Task brief: Reproduce the entries below verbatim, keeping every line and its coordinates unchanged.

——

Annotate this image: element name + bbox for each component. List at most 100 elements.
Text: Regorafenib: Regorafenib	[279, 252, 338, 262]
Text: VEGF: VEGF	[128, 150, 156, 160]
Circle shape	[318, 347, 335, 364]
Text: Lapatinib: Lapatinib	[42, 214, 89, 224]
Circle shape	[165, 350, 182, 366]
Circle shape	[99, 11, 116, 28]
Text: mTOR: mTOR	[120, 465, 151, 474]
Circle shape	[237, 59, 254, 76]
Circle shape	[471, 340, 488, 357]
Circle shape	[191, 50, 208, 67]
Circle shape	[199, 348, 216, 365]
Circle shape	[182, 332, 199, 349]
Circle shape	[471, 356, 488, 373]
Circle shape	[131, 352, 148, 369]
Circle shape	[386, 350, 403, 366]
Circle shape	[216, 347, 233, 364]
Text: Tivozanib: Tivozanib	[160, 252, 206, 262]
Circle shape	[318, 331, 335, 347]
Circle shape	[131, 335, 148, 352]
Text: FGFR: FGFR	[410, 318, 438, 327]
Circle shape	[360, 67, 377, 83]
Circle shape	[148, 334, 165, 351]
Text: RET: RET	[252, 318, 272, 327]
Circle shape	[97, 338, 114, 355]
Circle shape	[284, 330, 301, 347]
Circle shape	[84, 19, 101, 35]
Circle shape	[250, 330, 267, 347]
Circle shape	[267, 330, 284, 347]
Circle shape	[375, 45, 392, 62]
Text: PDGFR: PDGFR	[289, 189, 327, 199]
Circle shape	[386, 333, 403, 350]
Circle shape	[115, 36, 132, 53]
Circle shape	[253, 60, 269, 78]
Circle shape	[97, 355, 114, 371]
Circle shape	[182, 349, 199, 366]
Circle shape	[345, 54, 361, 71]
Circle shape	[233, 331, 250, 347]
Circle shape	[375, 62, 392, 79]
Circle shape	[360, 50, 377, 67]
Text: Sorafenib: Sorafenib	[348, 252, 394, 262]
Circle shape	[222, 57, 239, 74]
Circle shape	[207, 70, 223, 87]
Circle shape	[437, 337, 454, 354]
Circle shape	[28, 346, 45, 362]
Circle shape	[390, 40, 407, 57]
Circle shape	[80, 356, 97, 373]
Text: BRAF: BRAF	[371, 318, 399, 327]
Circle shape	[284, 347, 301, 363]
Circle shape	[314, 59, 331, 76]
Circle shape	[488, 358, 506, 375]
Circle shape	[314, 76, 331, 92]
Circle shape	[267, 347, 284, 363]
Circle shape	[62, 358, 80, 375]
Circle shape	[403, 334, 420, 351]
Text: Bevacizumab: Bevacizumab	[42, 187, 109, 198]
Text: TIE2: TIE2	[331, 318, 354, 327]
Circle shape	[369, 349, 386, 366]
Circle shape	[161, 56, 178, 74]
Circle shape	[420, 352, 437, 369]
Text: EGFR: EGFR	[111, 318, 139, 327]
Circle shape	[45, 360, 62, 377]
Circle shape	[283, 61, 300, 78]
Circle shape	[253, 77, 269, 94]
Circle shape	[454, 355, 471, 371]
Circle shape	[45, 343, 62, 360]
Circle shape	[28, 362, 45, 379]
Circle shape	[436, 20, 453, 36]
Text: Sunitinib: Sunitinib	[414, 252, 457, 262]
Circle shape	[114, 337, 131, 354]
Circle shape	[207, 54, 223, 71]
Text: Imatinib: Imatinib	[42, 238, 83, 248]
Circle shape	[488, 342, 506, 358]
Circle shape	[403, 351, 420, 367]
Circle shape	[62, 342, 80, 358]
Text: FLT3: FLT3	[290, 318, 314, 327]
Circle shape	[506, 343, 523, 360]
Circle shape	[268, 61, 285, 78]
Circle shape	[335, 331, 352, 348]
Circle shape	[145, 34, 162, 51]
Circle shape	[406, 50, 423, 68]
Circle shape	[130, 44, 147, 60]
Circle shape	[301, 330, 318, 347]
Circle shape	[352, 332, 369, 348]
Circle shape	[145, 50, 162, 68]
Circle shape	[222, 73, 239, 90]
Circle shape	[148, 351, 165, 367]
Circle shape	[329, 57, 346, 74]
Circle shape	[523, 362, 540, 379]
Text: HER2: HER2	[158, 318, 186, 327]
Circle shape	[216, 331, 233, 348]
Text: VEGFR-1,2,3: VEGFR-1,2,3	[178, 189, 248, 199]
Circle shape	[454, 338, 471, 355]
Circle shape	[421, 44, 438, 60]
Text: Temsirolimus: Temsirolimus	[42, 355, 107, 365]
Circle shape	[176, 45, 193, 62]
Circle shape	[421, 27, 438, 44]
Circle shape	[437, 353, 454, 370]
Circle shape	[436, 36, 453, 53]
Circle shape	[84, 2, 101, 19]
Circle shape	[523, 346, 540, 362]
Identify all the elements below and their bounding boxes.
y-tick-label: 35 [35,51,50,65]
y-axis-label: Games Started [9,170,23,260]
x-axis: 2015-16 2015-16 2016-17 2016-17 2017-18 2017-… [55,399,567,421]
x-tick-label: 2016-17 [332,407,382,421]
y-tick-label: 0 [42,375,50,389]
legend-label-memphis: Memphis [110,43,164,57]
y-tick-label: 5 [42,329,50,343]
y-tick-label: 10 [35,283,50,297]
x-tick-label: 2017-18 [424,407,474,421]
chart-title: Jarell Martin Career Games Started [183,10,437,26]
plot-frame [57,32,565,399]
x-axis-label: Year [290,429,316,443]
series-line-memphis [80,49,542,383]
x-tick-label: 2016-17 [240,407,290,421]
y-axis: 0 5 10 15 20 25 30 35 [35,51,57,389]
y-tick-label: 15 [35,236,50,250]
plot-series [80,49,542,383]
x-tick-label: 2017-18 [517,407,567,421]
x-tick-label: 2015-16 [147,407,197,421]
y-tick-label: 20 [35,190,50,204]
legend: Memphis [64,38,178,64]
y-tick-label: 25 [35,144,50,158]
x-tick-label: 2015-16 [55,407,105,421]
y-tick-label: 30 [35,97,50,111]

——

Problem solution:
Annotate this image: element name + bbox for each component. List at most 100 elements.
Text: Regorafenib: Regorafenib	[279, 252, 338, 262]
Text: VEGF: VEGF	[128, 150, 156, 160]
Circle shape	[318, 347, 335, 364]
Text: Lapatinib: Lapatinib	[42, 214, 89, 224]
Circle shape	[165, 350, 182, 366]
Circle shape	[99, 11, 116, 28]
Text: mTOR: mTOR	[120, 465, 151, 474]
Circle shape	[237, 59, 254, 76]
Circle shape	[471, 340, 488, 357]
Circle shape	[191, 50, 208, 67]
Circle shape	[199, 348, 216, 365]
Circle shape	[182, 332, 199, 349]
Circle shape	[471, 356, 488, 373]
Circle shape	[131, 352, 148, 369]
Circle shape	[386, 350, 403, 366]
Circle shape	[216, 347, 233, 364]
Text: Tivozanib: Tivozanib	[160, 252, 206, 262]
Circle shape	[318, 331, 335, 347]
Circle shape	[131, 335, 148, 352]
Text: FGFR: FGFR	[410, 318, 438, 327]
Circle shape	[360, 67, 377, 83]
Circle shape	[148, 334, 165, 351]
Text: RET: RET	[252, 318, 272, 327]
Circle shape	[97, 338, 114, 355]
Circle shape	[284, 330, 301, 347]
Circle shape	[84, 19, 101, 35]
Circle shape	[250, 330, 267, 347]
Circle shape	[267, 330, 284, 347]
Circle shape	[375, 45, 392, 62]
Text: PDGFR: PDGFR	[289, 189, 327, 199]
Circle shape	[386, 333, 403, 350]
Circle shape	[115, 36, 132, 53]
Circle shape	[253, 60, 269, 78]
Circle shape	[97, 355, 114, 371]
Circle shape	[182, 349, 199, 366]
Circle shape	[345, 54, 361, 71]
Circle shape	[233, 331, 250, 347]
Circle shape	[375, 62, 392, 79]
Circle shape	[360, 50, 377, 67]
Text: Sorafenib: Sorafenib	[348, 252, 394, 262]
Circle shape	[222, 57, 239, 74]
Circle shape	[207, 70, 223, 87]
Circle shape	[437, 337, 454, 354]
Circle shape	[28, 346, 45, 362]
Circle shape	[390, 40, 407, 57]
Circle shape	[80, 356, 97, 373]
Text: BRAF: BRAF	[371, 318, 399, 327]
Circle shape	[284, 347, 301, 363]
Circle shape	[314, 59, 331, 76]
Circle shape	[488, 358, 506, 375]
Circle shape	[314, 76, 331, 92]
Circle shape	[267, 347, 284, 363]
Circle shape	[62, 358, 80, 375]
Circle shape	[403, 334, 420, 351]
Text: Bevacizumab: Bevacizumab	[42, 187, 109, 198]
Text: TIE2: TIE2	[331, 318, 354, 327]
Circle shape	[369, 349, 386, 366]
Circle shape	[161, 56, 178, 74]
Circle shape	[420, 352, 437, 369]
Text: EGFR: EGFR	[111, 318, 139, 327]
Circle shape	[45, 360, 62, 377]
Circle shape	[283, 61, 300, 78]
Circle shape	[253, 77, 269, 94]
Circle shape	[454, 355, 471, 371]
Circle shape	[45, 343, 62, 360]
Circle shape	[28, 362, 45, 379]
Circle shape	[436, 20, 453, 36]
Text: Sunitinib: Sunitinib	[414, 252, 457, 262]
Circle shape	[114, 337, 131, 354]
Circle shape	[207, 54, 223, 71]
Text: Imatinib: Imatinib	[42, 238, 83, 248]
Circle shape	[488, 342, 506, 358]
Circle shape	[403, 351, 420, 367]
Circle shape	[62, 342, 80, 358]
Text: FLT3: FLT3	[290, 318, 314, 327]
Circle shape	[506, 343, 523, 360]
Circle shape	[268, 61, 285, 78]
Circle shape	[335, 331, 352, 348]
Circle shape	[145, 34, 162, 51]
Circle shape	[406, 50, 423, 68]
Circle shape	[130, 44, 147, 60]
Circle shape	[301, 330, 318, 347]
Circle shape	[352, 332, 369, 348]
Circle shape	[145, 50, 162, 68]
Circle shape	[222, 73, 239, 90]
Circle shape	[148, 351, 165, 367]
Circle shape	[329, 57, 346, 74]
Circle shape	[523, 362, 540, 379]
Text: HER2: HER2	[158, 318, 186, 327]
Circle shape	[216, 331, 233, 348]
Text: VEGFR-1,2,3: VEGFR-1,2,3	[178, 189, 248, 199]
Circle shape	[454, 338, 471, 355]
Circle shape	[421, 44, 438, 60]
Text: Temsirolimus: Temsirolimus	[42, 355, 107, 365]
Circle shape	[176, 45, 193, 62]
Circle shape	[421, 27, 438, 44]
Circle shape	[437, 353, 454, 370]
Circle shape	[436, 36, 453, 53]
Circle shape	[84, 2, 101, 19]
Circle shape	[523, 346, 540, 362]
Identify all the elements below and their bounding boxes.
y-tick-label: 35 [35,51,50,65]
y-axis-label: Games Started [9,170,23,260]
x-axis: 2015-16 2015-16 2016-17 2016-17 2017-18 2017-… [55,399,567,421]
x-tick-label: 2016-17 [332,407,382,421]
y-tick-label: 0 [42,375,50,389]
legend-label-memphis: Memphis [110,43,164,57]
y-tick-label: 5 [42,329,50,343]
y-tick-label: 10 [35,283,50,297]
x-tick-label: 2017-18 [424,407,474,421]
chart-title: Jarell Martin Career Games Started [183,10,437,26]
plot-frame [57,32,565,399]
x-axis-label: Year [290,429,316,443]
series-line-memphis [80,49,542,383]
x-tick-label: 2016-17 [240,407,290,421]
y-axis: 0 5 10 15 20 25 30 35 [35,51,57,389]
y-tick-label: 15 [35,236,50,250]
plot-series [80,49,542,383]
x-tick-label: 2017-18 [517,407,567,421]
x-tick-label: 2015-16 [147,407,197,421]
y-tick-label: 20 [35,190,50,204]
legend: Memphis [64,38,178,64]
y-tick-label: 25 [35,144,50,158]
x-tick-label: 2015-16 [55,407,105,421]
y-tick-label: 30 [35,97,50,111]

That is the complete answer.